* Material for this task *
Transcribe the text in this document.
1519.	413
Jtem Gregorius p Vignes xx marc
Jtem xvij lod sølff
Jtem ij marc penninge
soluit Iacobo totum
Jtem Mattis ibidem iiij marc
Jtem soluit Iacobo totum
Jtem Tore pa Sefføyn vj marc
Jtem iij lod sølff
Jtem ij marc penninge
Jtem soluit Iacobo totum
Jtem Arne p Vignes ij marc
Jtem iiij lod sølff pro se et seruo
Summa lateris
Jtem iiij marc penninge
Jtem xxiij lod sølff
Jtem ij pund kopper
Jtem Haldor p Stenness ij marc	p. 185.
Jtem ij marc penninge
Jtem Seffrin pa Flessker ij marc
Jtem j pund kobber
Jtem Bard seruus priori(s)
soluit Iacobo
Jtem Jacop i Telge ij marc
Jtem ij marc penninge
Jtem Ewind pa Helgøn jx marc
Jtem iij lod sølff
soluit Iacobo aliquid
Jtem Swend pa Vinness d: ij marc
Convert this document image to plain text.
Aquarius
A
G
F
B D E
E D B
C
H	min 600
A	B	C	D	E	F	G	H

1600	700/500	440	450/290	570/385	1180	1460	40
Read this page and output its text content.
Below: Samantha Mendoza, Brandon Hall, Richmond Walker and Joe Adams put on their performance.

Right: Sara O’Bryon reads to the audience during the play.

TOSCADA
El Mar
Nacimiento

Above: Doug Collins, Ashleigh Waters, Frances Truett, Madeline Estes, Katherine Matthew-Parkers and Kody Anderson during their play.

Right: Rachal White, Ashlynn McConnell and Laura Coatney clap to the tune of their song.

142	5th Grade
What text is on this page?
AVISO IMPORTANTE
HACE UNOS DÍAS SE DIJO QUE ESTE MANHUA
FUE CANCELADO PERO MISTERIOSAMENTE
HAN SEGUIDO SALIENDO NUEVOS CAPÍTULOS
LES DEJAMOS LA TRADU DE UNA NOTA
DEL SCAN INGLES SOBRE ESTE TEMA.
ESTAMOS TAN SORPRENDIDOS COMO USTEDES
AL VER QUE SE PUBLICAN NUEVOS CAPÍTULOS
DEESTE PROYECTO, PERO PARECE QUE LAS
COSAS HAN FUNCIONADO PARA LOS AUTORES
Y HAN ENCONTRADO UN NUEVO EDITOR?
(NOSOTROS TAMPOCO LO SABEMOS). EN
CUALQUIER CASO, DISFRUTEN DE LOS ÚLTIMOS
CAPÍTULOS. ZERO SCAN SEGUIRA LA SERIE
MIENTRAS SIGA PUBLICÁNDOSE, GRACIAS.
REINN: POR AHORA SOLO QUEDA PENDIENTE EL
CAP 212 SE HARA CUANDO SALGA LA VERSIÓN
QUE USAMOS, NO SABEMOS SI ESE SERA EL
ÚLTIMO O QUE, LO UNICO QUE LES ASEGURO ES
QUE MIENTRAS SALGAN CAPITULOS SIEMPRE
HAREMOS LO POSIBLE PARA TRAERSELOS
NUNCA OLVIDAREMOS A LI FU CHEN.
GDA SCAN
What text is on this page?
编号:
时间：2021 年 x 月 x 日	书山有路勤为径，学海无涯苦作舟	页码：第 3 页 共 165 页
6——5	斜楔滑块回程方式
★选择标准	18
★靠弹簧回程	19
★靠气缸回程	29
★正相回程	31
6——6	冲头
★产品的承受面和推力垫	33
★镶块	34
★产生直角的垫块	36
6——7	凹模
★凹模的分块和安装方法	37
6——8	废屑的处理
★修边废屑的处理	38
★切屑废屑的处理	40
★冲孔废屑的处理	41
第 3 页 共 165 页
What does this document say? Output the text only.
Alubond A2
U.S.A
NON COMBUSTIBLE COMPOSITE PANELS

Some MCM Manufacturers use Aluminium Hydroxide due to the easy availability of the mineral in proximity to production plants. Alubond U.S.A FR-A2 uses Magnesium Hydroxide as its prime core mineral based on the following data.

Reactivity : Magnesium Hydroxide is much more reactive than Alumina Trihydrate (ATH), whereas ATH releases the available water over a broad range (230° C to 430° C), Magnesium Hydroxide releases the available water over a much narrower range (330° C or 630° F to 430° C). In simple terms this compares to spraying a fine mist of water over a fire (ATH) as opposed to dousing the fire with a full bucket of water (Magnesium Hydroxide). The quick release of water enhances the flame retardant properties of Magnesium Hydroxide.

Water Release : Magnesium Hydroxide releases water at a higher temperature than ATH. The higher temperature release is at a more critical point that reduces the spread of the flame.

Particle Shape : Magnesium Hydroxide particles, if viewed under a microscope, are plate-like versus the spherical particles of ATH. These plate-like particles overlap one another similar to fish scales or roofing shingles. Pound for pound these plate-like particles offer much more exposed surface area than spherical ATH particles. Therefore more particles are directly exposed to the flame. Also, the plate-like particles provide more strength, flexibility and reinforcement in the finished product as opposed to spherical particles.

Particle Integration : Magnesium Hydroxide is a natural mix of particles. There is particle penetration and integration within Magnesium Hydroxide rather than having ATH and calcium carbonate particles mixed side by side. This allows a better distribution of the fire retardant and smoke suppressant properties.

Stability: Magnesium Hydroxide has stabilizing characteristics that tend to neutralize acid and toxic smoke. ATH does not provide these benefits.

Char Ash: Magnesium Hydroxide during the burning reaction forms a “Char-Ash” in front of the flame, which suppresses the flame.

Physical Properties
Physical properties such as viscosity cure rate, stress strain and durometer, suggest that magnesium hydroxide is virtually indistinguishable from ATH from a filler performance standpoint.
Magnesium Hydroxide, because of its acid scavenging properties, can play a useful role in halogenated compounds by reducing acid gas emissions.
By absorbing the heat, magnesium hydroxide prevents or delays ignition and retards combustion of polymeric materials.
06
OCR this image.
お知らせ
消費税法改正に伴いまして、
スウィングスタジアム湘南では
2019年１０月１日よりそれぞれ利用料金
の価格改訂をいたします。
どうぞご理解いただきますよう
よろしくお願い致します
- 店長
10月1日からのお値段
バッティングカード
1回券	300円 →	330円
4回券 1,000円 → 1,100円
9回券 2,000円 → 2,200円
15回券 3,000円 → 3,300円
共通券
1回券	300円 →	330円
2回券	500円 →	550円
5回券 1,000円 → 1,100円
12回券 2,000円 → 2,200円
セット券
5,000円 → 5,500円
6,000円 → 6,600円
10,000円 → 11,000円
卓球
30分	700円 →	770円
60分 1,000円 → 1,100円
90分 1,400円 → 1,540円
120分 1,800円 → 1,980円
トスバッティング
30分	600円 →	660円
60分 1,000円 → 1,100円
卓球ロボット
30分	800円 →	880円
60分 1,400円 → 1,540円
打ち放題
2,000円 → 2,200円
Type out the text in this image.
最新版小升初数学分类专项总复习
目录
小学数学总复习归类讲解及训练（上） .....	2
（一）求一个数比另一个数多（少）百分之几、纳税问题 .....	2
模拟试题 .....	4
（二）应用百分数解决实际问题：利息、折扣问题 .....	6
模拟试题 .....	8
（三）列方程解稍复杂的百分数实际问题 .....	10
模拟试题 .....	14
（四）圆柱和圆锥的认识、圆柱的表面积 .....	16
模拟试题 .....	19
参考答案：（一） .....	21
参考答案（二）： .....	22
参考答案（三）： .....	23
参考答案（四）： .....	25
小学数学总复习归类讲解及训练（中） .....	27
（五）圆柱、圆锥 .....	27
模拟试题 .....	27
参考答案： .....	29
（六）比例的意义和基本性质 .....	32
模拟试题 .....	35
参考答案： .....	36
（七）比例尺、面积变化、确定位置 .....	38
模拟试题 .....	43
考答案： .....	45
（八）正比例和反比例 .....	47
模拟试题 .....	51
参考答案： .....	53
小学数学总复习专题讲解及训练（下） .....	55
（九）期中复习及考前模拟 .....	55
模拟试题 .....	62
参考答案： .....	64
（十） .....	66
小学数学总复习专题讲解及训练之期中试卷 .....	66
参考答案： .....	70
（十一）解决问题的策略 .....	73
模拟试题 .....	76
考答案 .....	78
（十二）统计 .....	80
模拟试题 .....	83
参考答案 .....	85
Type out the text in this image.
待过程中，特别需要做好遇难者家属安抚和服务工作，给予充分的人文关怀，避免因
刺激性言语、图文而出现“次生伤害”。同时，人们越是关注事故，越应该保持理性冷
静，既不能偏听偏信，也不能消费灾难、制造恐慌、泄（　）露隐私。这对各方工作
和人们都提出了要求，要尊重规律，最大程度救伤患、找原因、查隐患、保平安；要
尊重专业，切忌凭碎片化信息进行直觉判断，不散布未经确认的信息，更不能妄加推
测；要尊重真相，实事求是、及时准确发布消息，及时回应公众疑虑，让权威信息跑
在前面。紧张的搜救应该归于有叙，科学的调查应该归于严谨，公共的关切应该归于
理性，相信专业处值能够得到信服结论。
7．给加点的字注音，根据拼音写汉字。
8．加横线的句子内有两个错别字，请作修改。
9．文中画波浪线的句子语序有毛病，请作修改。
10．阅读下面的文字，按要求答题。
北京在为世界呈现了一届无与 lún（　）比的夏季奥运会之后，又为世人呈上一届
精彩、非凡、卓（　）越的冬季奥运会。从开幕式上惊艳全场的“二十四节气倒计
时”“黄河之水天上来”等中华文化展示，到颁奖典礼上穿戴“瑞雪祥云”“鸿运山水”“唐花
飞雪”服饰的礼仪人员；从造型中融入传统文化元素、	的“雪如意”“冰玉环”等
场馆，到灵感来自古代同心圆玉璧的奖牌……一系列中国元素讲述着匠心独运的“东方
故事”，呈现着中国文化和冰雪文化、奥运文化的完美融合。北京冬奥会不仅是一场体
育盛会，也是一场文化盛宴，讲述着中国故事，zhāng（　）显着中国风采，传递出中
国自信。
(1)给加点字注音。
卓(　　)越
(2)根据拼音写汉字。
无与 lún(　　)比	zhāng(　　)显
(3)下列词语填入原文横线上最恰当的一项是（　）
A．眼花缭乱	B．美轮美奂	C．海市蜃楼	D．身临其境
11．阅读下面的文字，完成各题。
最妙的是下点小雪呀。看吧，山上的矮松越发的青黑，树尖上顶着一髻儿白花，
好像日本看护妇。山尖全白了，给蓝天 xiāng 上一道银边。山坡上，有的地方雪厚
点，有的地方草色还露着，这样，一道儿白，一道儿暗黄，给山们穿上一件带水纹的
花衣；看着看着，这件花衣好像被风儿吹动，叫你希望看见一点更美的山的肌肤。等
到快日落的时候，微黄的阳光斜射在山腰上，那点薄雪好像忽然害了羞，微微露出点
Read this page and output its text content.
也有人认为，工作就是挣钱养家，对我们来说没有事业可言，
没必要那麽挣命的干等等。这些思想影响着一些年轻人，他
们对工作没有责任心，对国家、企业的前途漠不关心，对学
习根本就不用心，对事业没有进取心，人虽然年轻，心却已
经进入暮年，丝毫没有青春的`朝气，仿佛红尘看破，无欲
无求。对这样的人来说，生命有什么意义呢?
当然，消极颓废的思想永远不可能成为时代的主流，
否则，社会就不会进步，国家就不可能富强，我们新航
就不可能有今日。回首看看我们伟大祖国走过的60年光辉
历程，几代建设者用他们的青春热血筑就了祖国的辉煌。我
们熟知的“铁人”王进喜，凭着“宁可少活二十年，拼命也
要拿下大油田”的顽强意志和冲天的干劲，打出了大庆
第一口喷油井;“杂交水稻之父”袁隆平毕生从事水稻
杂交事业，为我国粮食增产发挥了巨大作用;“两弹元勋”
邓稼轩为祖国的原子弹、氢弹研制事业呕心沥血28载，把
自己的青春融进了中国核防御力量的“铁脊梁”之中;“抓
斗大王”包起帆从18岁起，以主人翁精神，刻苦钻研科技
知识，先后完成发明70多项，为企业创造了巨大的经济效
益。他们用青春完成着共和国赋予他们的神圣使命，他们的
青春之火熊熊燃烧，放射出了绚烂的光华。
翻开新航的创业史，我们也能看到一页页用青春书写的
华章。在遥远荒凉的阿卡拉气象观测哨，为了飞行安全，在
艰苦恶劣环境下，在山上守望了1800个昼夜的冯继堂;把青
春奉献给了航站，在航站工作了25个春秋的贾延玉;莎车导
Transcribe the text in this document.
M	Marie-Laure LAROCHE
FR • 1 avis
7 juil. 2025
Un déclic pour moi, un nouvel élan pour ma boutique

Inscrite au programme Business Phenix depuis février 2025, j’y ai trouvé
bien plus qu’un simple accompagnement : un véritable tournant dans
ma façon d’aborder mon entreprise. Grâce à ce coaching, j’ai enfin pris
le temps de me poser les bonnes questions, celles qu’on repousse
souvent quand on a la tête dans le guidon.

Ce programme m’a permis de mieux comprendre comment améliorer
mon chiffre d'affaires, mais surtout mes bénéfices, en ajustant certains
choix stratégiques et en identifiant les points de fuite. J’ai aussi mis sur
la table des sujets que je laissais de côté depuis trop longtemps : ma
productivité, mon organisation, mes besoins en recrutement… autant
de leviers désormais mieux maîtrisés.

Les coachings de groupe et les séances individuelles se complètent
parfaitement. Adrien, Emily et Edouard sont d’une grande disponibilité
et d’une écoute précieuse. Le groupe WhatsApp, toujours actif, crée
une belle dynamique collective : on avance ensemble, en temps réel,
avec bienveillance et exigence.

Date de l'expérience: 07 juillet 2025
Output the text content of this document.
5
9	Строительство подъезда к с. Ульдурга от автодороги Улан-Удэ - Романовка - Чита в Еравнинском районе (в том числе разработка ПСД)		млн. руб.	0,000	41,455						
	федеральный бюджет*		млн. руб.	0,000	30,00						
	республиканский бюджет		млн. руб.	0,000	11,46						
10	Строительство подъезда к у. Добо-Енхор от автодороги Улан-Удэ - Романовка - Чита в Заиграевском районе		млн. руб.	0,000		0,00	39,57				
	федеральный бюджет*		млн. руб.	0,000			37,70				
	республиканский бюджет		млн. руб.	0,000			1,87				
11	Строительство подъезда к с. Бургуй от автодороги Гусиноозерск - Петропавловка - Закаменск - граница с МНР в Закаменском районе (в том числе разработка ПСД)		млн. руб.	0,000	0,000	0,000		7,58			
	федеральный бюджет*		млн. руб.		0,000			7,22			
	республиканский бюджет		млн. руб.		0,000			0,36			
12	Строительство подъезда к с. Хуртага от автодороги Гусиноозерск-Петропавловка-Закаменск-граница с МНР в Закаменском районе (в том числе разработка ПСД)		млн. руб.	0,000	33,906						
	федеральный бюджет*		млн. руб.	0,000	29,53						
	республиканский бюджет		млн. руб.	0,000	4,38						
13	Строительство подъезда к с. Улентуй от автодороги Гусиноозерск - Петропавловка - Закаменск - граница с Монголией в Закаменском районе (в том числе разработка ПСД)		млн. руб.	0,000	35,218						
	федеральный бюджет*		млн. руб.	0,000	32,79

* Task to carry out *
State how many lines above contain the string "CAPÍTULOS", with no other words.

* Solution for this problem *
3